SHORT PROBLEM
Copy the data precisely, character for character, and leave out every picture.

┌─ DATA FOR PROCESSING

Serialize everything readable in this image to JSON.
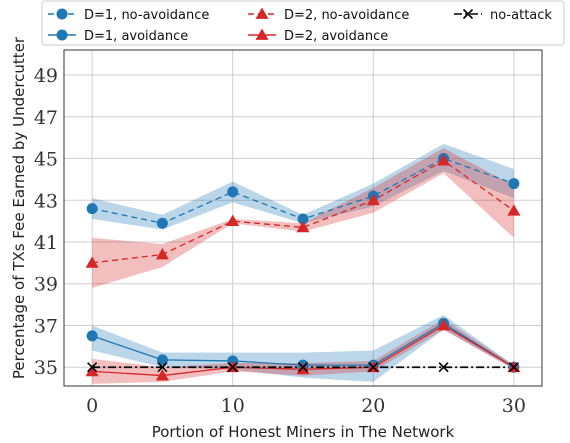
{
  "chart_data": {
    "type": "line",
    "xlabel": "Portion of Honest Miners in The Network",
    "ylabel": "Percentage of TXs Fee Earned by Undercutter",
    "xlim": [
      -2,
      32
    ],
    "ylim": [
      34.1,
      50.2
    ],
    "xticks": [
      0,
      10,
      20,
      30
    ],
    "yticks": [
      35,
      37,
      39,
      41,
      43,
      45,
      47,
      49
    ],
    "grid": true,
    "legend_position": "top",
    "x": [
      0,
      5,
      10,
      15,
      20,
      25,
      30
    ],
    "series": [
      {
        "name": "D=1, no-avoidance",
        "color": "#1f77b4",
        "linestyle": "dashed",
        "marker": "circle",
        "values": [
          42.6,
          41.9,
          43.4,
          42.1,
          43.2,
          45.0,
          43.8
        ],
        "band_lower": [
          42.1,
          41.6,
          42.9,
          41.9,
          42.7,
          44.4,
          43.1
        ],
        "band_upper": [
          43.1,
          42.3,
          43.9,
          42.3,
          43.8,
          45.7,
          44.5
        ]
      },
      {
        "name": "D=1, avoidance",
        "color": "#1f77b4",
        "linestyle": "solid",
        "marker": "circle",
        "values": [
          36.5,
          35.35,
          35.3,
          35.1,
          35.1,
          37.1,
          35.0
        ],
        "band_lower": [
          35.8,
          35.0,
          34.9,
          34.5,
          34.3,
          36.8,
          34.9
        ],
        "band_upper": [
          37.0,
          35.7,
          35.7,
          35.7,
          35.8,
          37.5,
          35.1
        ]
      },
      {
        "name": "D=2, no-avoidance",
        "color": "#d62728",
        "linestyle": "dashed",
        "marker": "triangle",
        "values": [
          40.0,
          40.4,
          42.0,
          41.7,
          43.0,
          44.9,
          42.5
        ],
        "band_lower": [
          38.8,
          39.8,
          41.9,
          41.5,
          42.4,
          44.3,
          41.2
        ],
        "band_upper": [
          41.2,
          40.9,
          42.1,
          41.9,
          43.6,
          45.5,
          43.7
        ]
      },
      {
        "name": "D=2, avoidance",
        "color": "#d62728",
        "linestyle": "solid",
        "marker": "triangle",
        "values": [
          34.8,
          34.6,
          35.0,
          34.9,
          35.0,
          37.0,
          35.0
        ],
        "band_lower": [
          34.2,
          34.3,
          34.8,
          34.6,
          34.8,
          36.8,
          34.9
        ],
        "band_upper": [
          35.4,
          35.0,
          35.2,
          35.2,
          35.3,
          37.3,
          35.1
        ]
      },
      {
        "name": "no-attack",
        "color": "#000000",
        "linestyle": "dashdot",
        "marker": "x",
        "values": [
          35.0,
          35.0,
          35.0,
          35.0,
          35.0,
          35.0,
          35.0
        ]
      }
    ]
  }
}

└─

COMPLETED EXERCISE
Serialize everything readable in this image to JSON.
{
  "chart_data": {
    "type": "line",
    "xlabel": "Portion of Honest Miners in The Network",
    "ylabel": "Percentage of TXs Fee Earned by Undercutter",
    "xlim": [
      -2,
      32
    ],
    "ylim": [
      34.1,
      50.2
    ],
    "xticks": [
      0,
      10,
      20,
      30
    ],
    "yticks": [
      35,
      37,
      39,
      41,
      43,
      45,
      47,
      49
    ],
    "grid": true,
    "legend_position": "top",
    "x": [
      0,
      5,
      10,
      15,
      20,
      25,
      30
    ],
    "series": [
      {
        "name": "D=1, no-avoidance",
        "color": "#1f77b4",
        "linestyle": "dashed",
        "marker": "circle",
        "values": [
          42.6,
          41.9,
          43.4,
          42.1,
          43.2,
          45.0,
          43.8
        ],
        "band_lower": [
          42.1,
          41.6,
          42.9,
          41.9,
          42.7,
          44.4,
          43.1
        ],
        "band_upper": [
          43.1,
          42.3,
          43.9,
          42.3,
          43.8,
          45.7,
          44.5
        ]
      },
      {
        "name": "D=1, avoidance",
        "color": "#1f77b4",
        "linestyle": "solid",
        "marker": "circle",
        "values": [
          36.5,
          35.35,
          35.3,
          35.1,
          35.1,
          37.1,
          35.0
        ],
        "band_lower": [
          35.8,
          35.0,
          34.9,
          34.5,
          34.3,
          36.8,
          34.9
        ],
        "band_upper": [
          37.0,
          35.7,
          35.7,
          35.7,
          35.8,
          37.5,
          35.1
        ]
      },
      {
        "name": "D=2, no-avoidance",
        "color": "#d62728",
        "linestyle": "dashed",
        "marker": "triangle",
        "values": [
          40.0,
          40.4,
          42.0,
          41.7,
          43.0,
          44.9,
          42.5
        ],
        "band_lower": [
          38.8,
          39.8,
          41.9,
          41.5,
          42.4,
          44.3,
          41.2
        ],
        "band_upper": [
          41.2,
          40.9,
          42.1,
          41.9,
          43.6,
          45.5,
          43.7
        ]
      },
      {
        "name": "D=2, avoidance",
        "color": "#d62728",
        "linestyle": "solid",
        "marker": "triangle",
        "values": [
          34.8,
          34.6,
          35.0,
          34.9,
          35.0,
          37.0,
          35.0
        ],
        "band_lower": [
          34.2,
          34.3,
          34.8,
          34.6,
          34.8,
          36.8,
          34.9
        ],
        "band_upper": [
          35.4,
          35.0,
          35.2,
          35.2,
          35.3,
          37.3,
          35.1
        ]
      },
      {
        "name": "no-attack",
        "color": "#000000",
        "linestyle": "dashdot",
        "marker": "x",
        "values": [
          35.0,
          35.0,
          35.0,
          35.0,
          35.0,
          35.0,
          35.0
        ]
      }
    ]
  }
}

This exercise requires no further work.